=== Listed records ===
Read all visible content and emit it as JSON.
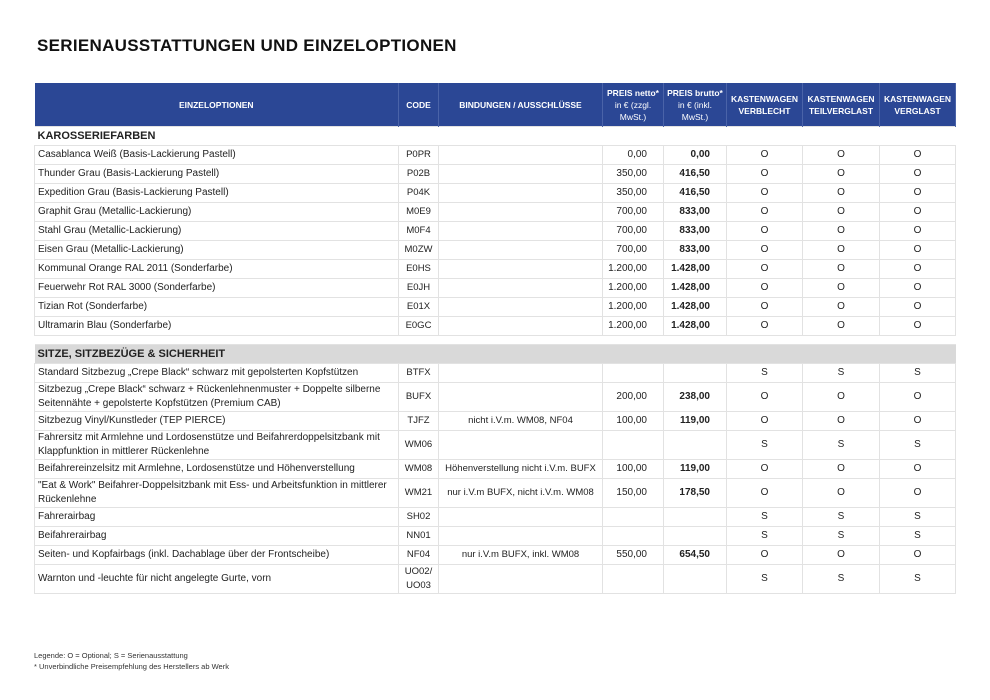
{
  "header": {
    "title": "SERIENAUSSTATTUNGEN UND EINZELOPTIONEN"
  },
  "table": {
    "headers": [
      {
        "label": "EINZELOPTIONEN"
      },
      {
        "label": "CODE"
      },
      {
        "label": "BINDUNGEN / AUSSCHLÜSSE"
      },
      {
        "label": "PREIS netto*",
        "note": "in € (zzgl. MwSt.)"
      },
      {
        "label": "PREIS brutto*",
        "note": "in € (inkl. MwSt.)"
      },
      {
        "label": "KASTENWAGEN VERBLECHT"
      },
      {
        "label": "KASTENWAGEN TEILVERGLAST"
      },
      {
        "label": "KASTENWAGEN VERGLAST"
      }
    ],
    "sections": [
      {
        "title": "KAROSSERIEFARBEN",
        "rows": [
          [
            "Casablanca Weiß (Basis-Lackierung Pastell)",
            "P0PR",
            null,
            "0,00",
            "0,00",
            "O",
            "O",
            "O"
          ],
          [
            "Thunder Grau (Basis-Lackierung Pastell)",
            "P02B",
            null,
            "350,00",
            "416,50",
            "O",
            "O",
            "O"
          ],
          [
            "Expedition Grau (Basis-Lackierung Pastell)",
            "P04K",
            null,
            "350,00",
            "416,50",
            "O",
            "O",
            "O"
          ],
          [
            "Graphit Grau (Metallic-Lackierung)",
            "M0E9",
            null,
            "700,00",
            "833,00",
            "O",
            "O",
            "O"
          ],
          [
            "Stahl Grau (Metallic-Lackierung)",
            "M0F4",
            null,
            "700,00",
            "833,00",
            "O",
            "O",
            "O"
          ],
          [
            "Eisen Grau (Metallic-Lackierung)",
            "M0ZW",
            null,
            "700,00",
            "833,00",
            "O",
            "O",
            "O"
          ],
          [
            "Kommunal Orange RAL 2011 (Sonderfarbe)",
            "E0HS",
            null,
            "1.200,00",
            "1.428,00",
            "O",
            "O",
            "O"
          ],
          [
            "Feuerwehr Rot RAL 3000 (Sonderfarbe)",
            "E0JH",
            null,
            "1.200,00",
            "1.428,00",
            "O",
            "O",
            "O"
          ],
          [
            "Tizian Rot (Sonderfarbe)",
            "E01X",
            null,
            "1.200,00",
            "1.428,00",
            "O",
            "O",
            "O"
          ],
          [
            "Ultramarin Blau (Sonderfarbe)",
            "E0GC",
            null,
            "1.200,00",
            "1.428,00",
            "O",
            "O",
            "O"
          ]
        ]
      },
      {
        "title": "SITZE, SITZBEZÜGE & SICHERHEIT",
        "rows": [
          [
            "Standard Sitzbezug „Crepe Black“ schwarz mit gepolsterten Kopfstützen",
            "BTFX",
            null,
            null,
            null,
            "S",
            "S",
            "S"
          ],
          [
            "Sitzbezug „Crepe Black“ schwarz + Rückenlehnenmuster + Doppelte silberne Seitennähte + gepolsterte Kopfstützen (Premium CAB)",
            "BUFX",
            null,
            "200,00",
            "238,00",
            "O",
            "O",
            "O"
          ],
          [
            "Sitzbezug Vinyl/Kunstleder (TEP PIERCE)",
            "TJFZ",
            "nicht i.V.m. WM08, NF04",
            "100,00",
            "119,00",
            "O",
            "O",
            "O"
          ],
          [
            "Fahrersitz mit Armlehne und Lordosenstütze und Beifahrerdoppelsitzbank mit Klappfunktion in mittlerer Rückenlehne",
            "WM06",
            null,
            null,
            null,
            "S",
            "S",
            "S"
          ],
          [
            "Beifahrereinzelsitz mit Armlehne, Lordosenstütze und Höhenverstellung",
            "WM08",
            "Höhenverstellung nicht i.V.m. BUFX",
            "100,00",
            "119,00",
            "O",
            "O",
            "O"
          ],
          [
            "\"Eat & Work\" Beifahrer-Doppelsitzbank mit Ess- und Arbeitsfunktion in mittlerer Rückenlehne",
            "WM21",
            "nur i.V.m BUFX, nicht i.V.m. WM08",
            "150,00",
            "178,50",
            "O",
            "O",
            "O"
          ],
          [
            "Fahrerairbag",
            "SH02",
            null,
            null,
            null,
            "S",
            "S",
            "S"
          ],
          [
            "Beifahrerairbag",
            "NN01",
            null,
            null,
            null,
            "S",
            "S",
            "S"
          ],
          [
            "Seiten- und Kopfairbags (inkl. Dachablage über der Frontscheibe)",
            "NF04",
            "nur i.V.m BUFX, inkl. WM08",
            "550,00",
            "654,50",
            "O",
            "O",
            "O"
          ],
          [
            "Warnton und -leuchte für nicht angelegte Gurte, vorn",
            "UO02/ UO03",
            null,
            null,
            null,
            "S",
            "S",
            "S"
          ]
        ]
      }
    ]
  },
  "footer": {
    "legend": "Legende: O = Optional; S = Serienausstattung",
    "note": "* Unverbindliche Preisempfehlung des Herstellers ab Werk"
  }
}
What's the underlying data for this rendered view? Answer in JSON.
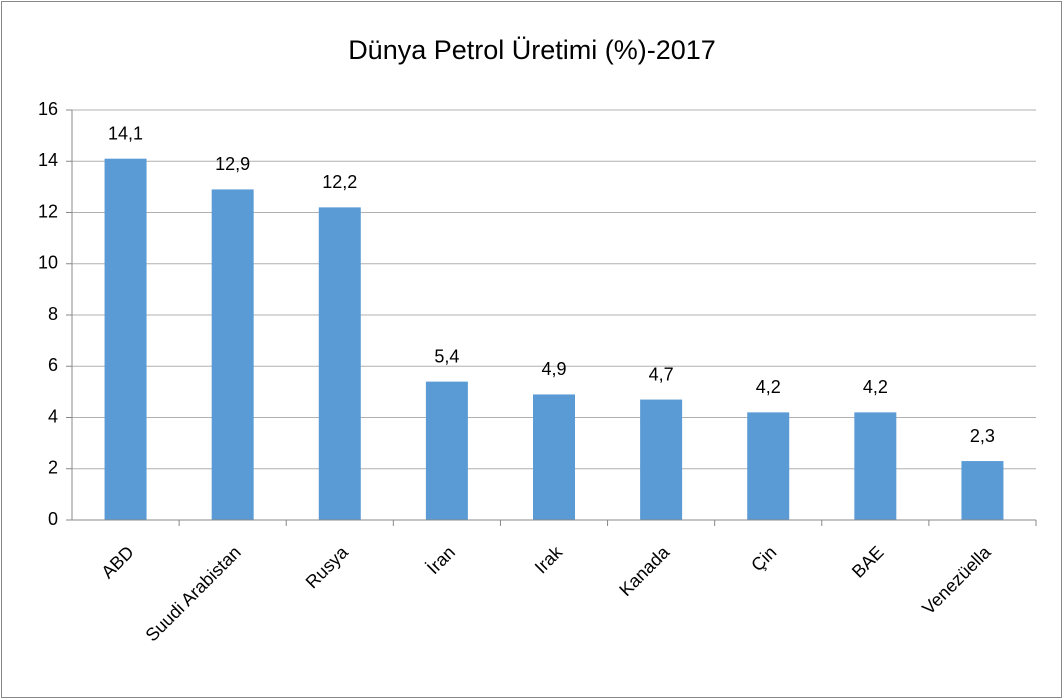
{
  "chart_data": {
    "type": "bar",
    "title": "Dünya Petrol Üretimi (%)-2017",
    "categories": [
      "ABD",
      "Suudi Arabistan",
      "Rusya",
      "İran",
      "Irak",
      "Kanada",
      "Çin",
      "BAE",
      "Venezüella"
    ],
    "values": [
      14.1,
      12.9,
      12.2,
      5.4,
      4.9,
      4.7,
      4.2,
      4.2,
      2.3
    ],
    "value_labels": [
      "14,1",
      "12,9",
      "12,2",
      "5,4",
      "4,9",
      "4,7",
      "4,2",
      "4,2",
      "2,3"
    ],
    "color": "#5b9bd5",
    "ylim": [
      0,
      16
    ],
    "yticks": [
      0,
      2,
      4,
      6,
      8,
      10,
      12,
      14,
      16
    ],
    "grid": true
  }
}
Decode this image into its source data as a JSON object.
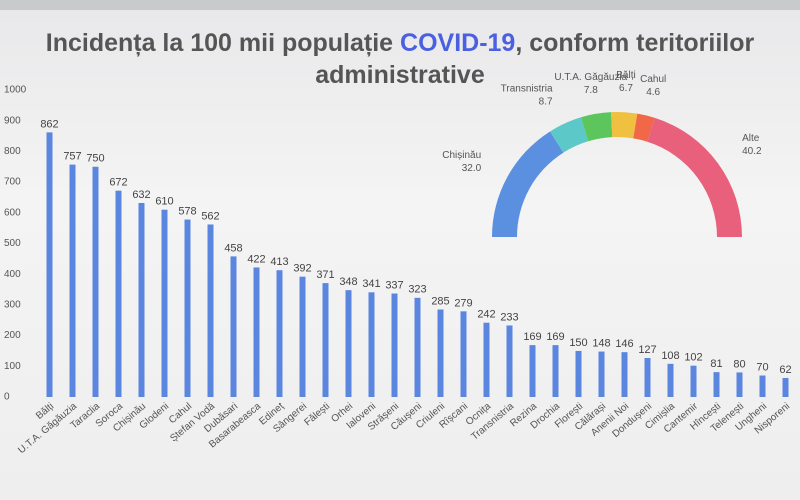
{
  "chart_data": [
    {
      "type": "bar",
      "title": [
        "Incidența la 100 mii populație ",
        "COVID-19",
        ", conform teritoriilor administrative"
      ],
      "categories": [
        "Bălți",
        "U.T.A. Găgăuzia",
        "Taraclia",
        "Soroca",
        "Chișinău",
        "Glodeni",
        "Cahul",
        "Ștefan Vodă",
        "Dubăsari",
        "Basarabeasca",
        "Edineț",
        "Sângerei",
        "Fălești",
        "Orhei",
        "Ialoveni",
        "Strășeni",
        "Căușeni",
        "Criuleni",
        "Rîșcani",
        "Ocnița",
        "Transnistria",
        "Rezina",
        "Drochia",
        "Florești",
        "Călărași",
        "Anenii Noi",
        "Dondușeni",
        "Cimișlia",
        "Cantemir",
        "Hîncești",
        "Telenești",
        "Ungheni",
        "Nisporeni"
      ],
      "values": [
        862,
        757,
        750,
        672,
        632,
        610,
        578,
        562,
        458,
        422,
        413,
        392,
        371,
        348,
        341,
        337,
        323,
        285,
        279,
        242,
        233,
        169,
        169,
        150,
        148,
        146,
        127,
        108,
        102,
        81,
        80,
        70,
        62
      ],
      "color": "#5b86e0",
      "ylim": [
        0,
        1000
      ],
      "yticks": [
        0,
        100,
        200,
        300,
        400,
        500,
        600,
        700,
        800,
        900,
        1000
      ],
      "grid": false
    },
    {
      "type": "pie",
      "categories": [
        "Chișinău",
        "Transnistria",
        "U.T.A. Găgăuzia",
        "Bălți",
        "Cahul",
        "Alte"
      ],
      "values": [
        32.0,
        8.7,
        7.8,
        6.7,
        4.6,
        40.2
      ],
      "value_labels": [
        "32.0",
        "8.7",
        "7.8",
        "6.7",
        "4.6",
        "40.2"
      ],
      "colors": [
        "#5b8fe0",
        "#5cc8c8",
        "#5cc65c",
        "#f0c040",
        "#f06848",
        "#e8607c"
      ]
    }
  ]
}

=== Given task ===
In your copy of the listing above, reproduce each line exactly and omit all pictures.

=== Response to the task ===
Read all visible content and emit it as JSON.
{
  "header": {
    "title": "SERIENAUSSTATTUNGEN UND EINZELOPTIONEN"
  },
  "table": {
    "headers": [
      {
        "label": "EINZELOPTIONEN"
      },
      {
        "label": "CODE"
      },
      {
        "label": "BINDUNGEN / AUSSCHLÜSSE"
      },
      {
        "label": "PREIS netto*",
        "note": "in € (zzgl. MwSt.)"
      },
      {
        "label": "PREIS brutto*",
        "note": "in € (inkl. MwSt.)"
      },
      {
        "label": "KASTENWAGEN VERBLECHT"
      },
      {
        "label": "KASTENWAGEN TEILVERGLAST"
      },
      {
        "label": "KASTENWAGEN VERGLAST"
      }
    ],
    "sections": [
      {
        "title": "KAROSSERIEFARBEN",
        "rows": [
          [
            "Casablanca Weiß (Basis-Lackierung Pastell)",
            "P0PR",
            null,
            "0,00",
            "0,00",
            "O",
            "O",
            "O"
          ],
          [
            "Thunder Grau (Basis-Lackierung Pastell)",
            "P02B",
            null,
            "350,00",
            "416,50",
            "O",
            "O",
            "O"
          ],
          [
            "Expedition Grau (Basis-Lackierung Pastell)",
            "P04K",
            null,
            "350,00",
            "416,50",
            "O",
            "O",
            "O"
          ],
          [
            "Graphit Grau (Metallic-Lackierung)",
            "M0E9",
            null,
            "700,00",
            "833,00",
            "O",
            "O",
            "O"
          ],
          [
            "Stahl Grau (Metallic-Lackierung)",
            "M0F4",
            null,
            "700,00",
            "833,00",
            "O",
            "O",
            "O"
          ],
          [
            "Eisen Grau (Metallic-Lackierung)",
            "M0ZW",
            null,
            "700,00",
            "833,00",
            "O",
            "O",
            "O"
          ],
          [
            "Kommunal Orange RAL 2011 (Sonderfarbe)",
            "E0HS",
            null,
            "1.200,00",
            "1.428,00",
            "O",
            "O",
            "O"
          ],
          [
            "Feuerwehr Rot RAL 3000 (Sonderfarbe)",
            "E0JH",
            null,
            "1.200,00",
            "1.428,00",
            "O",
            "O",
            "O"
          ],
          [
            "Tizian Rot (Sonderfarbe)",
            "E01X",
            null,
            "1.200,00",
            "1.428,00",
            "O",
            "O",
            "O"
          ],
          [
            "Ultramarin Blau (Sonderfarbe)",
            "E0GC",
            null,
            "1.200,00",
            "1.428,00",
            "O",
            "O",
            "O"
          ]
        ]
      },
      {
        "title": "SITZE, SITZBEZÜGE & SICHERHEIT",
        "rows": [
          [
            "Standard Sitzbezug „Crepe Black“ schwarz mit gepolsterten Kopfstützen",
            "BTFX",
            null,
            null,
            null,
            "S",
            "S",
            "S"
          ],
          [
            "Sitzbezug „Crepe Black“ schwarz + Rückenlehnenmuster + Doppelte silberne Seitennähte + gepolsterte Kopfstützen (Premium CAB)",
            "BUFX",
            null,
            "200,00",
            "238,00",
            "O",
            "O",
            "O"
          ],
          [
            "Sitzbezug Vinyl/Kunstleder (TEP PIERCE)",
            "TJFZ",
            "nicht i.V.m. WM08, NF04",
            "100,00",
            "119,00",
            "O",
            "O",
            "O"
          ],
          [
            "Fahrersitz mit Armlehne und Lordosenstütze und Beifahrerdoppelsitzbank mit Klappfunktion in mittlerer Rückenlehne",
            "WM06",
            null,
            null,
            null,
            "S",
            "S",
            "S"
          ],
          [
            "Beifahrereinzelsitz mit Armlehne, Lordosenstütze und Höhenverstellung",
            "WM08",
            "Höhenverstellung nicht i.V.m. BUFX",
            "100,00",
            "119,00",
            "O",
            "O",
            "O"
          ],
          [
            "\"Eat & Work\" Beifahrer-Doppelsitzbank mit Ess- und Arbeitsfunktion in mittlerer Rückenlehne",
            "WM21",
            "nur i.V.m BUFX, nicht i.V.m. WM08",
            "150,00",
            "178,50",
            "O",
            "O",
            "O"
          ],
          [
            "Fahrerairbag",
            "SH02",
            null,
            null,
            null,
            "S",
            "S",
            "S"
          ],
          [
            "Beifahrerairbag",
            "NN01",
            null,
            null,
            null,
            "S",
            "S",
            "S"
          ],
          [
            "Seiten- und Kopfairbags (inkl. Dachablage über der Frontscheibe)",
            "NF04",
            "nur i.V.m BUFX, inkl. WM08",
            "550,00",
            "654,50",
            "O",
            "O",
            "O"
          ],
          [
            "Warnton und -leuchte für nicht angelegte Gurte, vorn",
            "UO02/ UO03",
            null,
            null,
            null,
            "S",
            "S",
            "S"
          ]
        ]
      }
    ]
  },
  "footer": {
    "legend": "Legende: O = Optional; S = Serienausstattung",
    "note": "* Unverbindliche Preisempfehlung des Herstellers ab Werk"
  }
}
What's the underlying data for this rendered view? Answer in JSON.
{
  "chart_data": {
    "type": "bar",
    "title": "Dünya Petrol Üretimi (%)-2017",
    "categories": [
      "ABD",
      "Suudi Arabistan",
      "Rusya",
      "İran",
      "Irak",
      "Kanada",
      "Çin",
      "BAE",
      "Venezüella"
    ],
    "values": [
      14.1,
      12.9,
      12.2,
      5.4,
      4.9,
      4.7,
      4.2,
      4.2,
      2.3
    ],
    "value_labels": [
      "14,1",
      "12,9",
      "12,2",
      "5,4",
      "4,9",
      "4,7",
      "4,2",
      "4,2",
      "2,3"
    ],
    "color": "#5b9bd5",
    "ylim": [
      0,
      16
    ],
    "yticks": [
      0,
      2,
      4,
      6,
      8,
      10,
      12,
      14,
      16
    ],
    "grid": true
  }
}
Decode this image into its source data as a JSON object.
{
  "chart_data": [
    {
      "type": "bar",
      "title": [
        "Incidența la 100 mii populație ",
        "COVID-19",
        ", conform teritoriilor administrative"
      ],
      "categories": [
        "Bălți",
        "U.T.A. Găgăuzia",
        "Taraclia",
        "Soroca",
        "Chișinău",
        "Glodeni",
        "Cahul",
        "Ștefan Vodă",
        "Dubăsari",
        "Basarabeasca",
        "Edineț",
        "Sângerei",
        "Fălești",
        "Orhei",
        "Ialoveni",
        "Strășeni",
        "Căușeni",
        "Criuleni",
        "Rîșcani",
        "Ocnița",
        "Transnistria",
        "Rezina",
        "Drochia",
        "Florești",
        "Călărași",
        "Anenii Noi",
        "Dondușeni",
        "Cimișlia",
        "Cantemir",
        "Hîncești",
        "Telenești",
        "Ungheni",
        "Nisporeni"
      ],
      "values": [
        862,
        757,
        750,
        672,
        632,
        610,
        578,
        562,
        458,
        422,
        413,
        392,
        371,
        348,
        341,
        337,
        323,
        285,
        279,
        242,
        233,
        169,
        169,
        150,
        148,
        146,
        127,
        108,
        102,
        81,
        80,
        70,
        62
      ],
      "color": "#5b86e0",
      "ylim": [
        0,
        1000
      ],
      "yticks": [
        0,
        100,
        200,
        300,
        400,
        500,
        600,
        700,
        800,
        900,
        1000
      ],
      "grid": false
    },
    {
      "type": "pie",
      "categories": [
        "Chișinău",
        "Transnistria",
        "U.T.A. Găgăuzia",
        "Bălți",
        "Cahul",
        "Alte"
      ],
      "values": [
        32.0,
        8.7,
        7.8,
        6.7,
        4.6,
        40.2
      ],
      "value_labels": [
        "32.0",
        "8.7",
        "7.8",
        "6.7",
        "4.6",
        "40.2"
      ],
      "colors": [
        "#5b8fe0",
        "#5cc8c8",
        "#5cc65c",
        "#f0c040",
        "#f06848",
        "#e8607c"
      ]
    }
  ]
}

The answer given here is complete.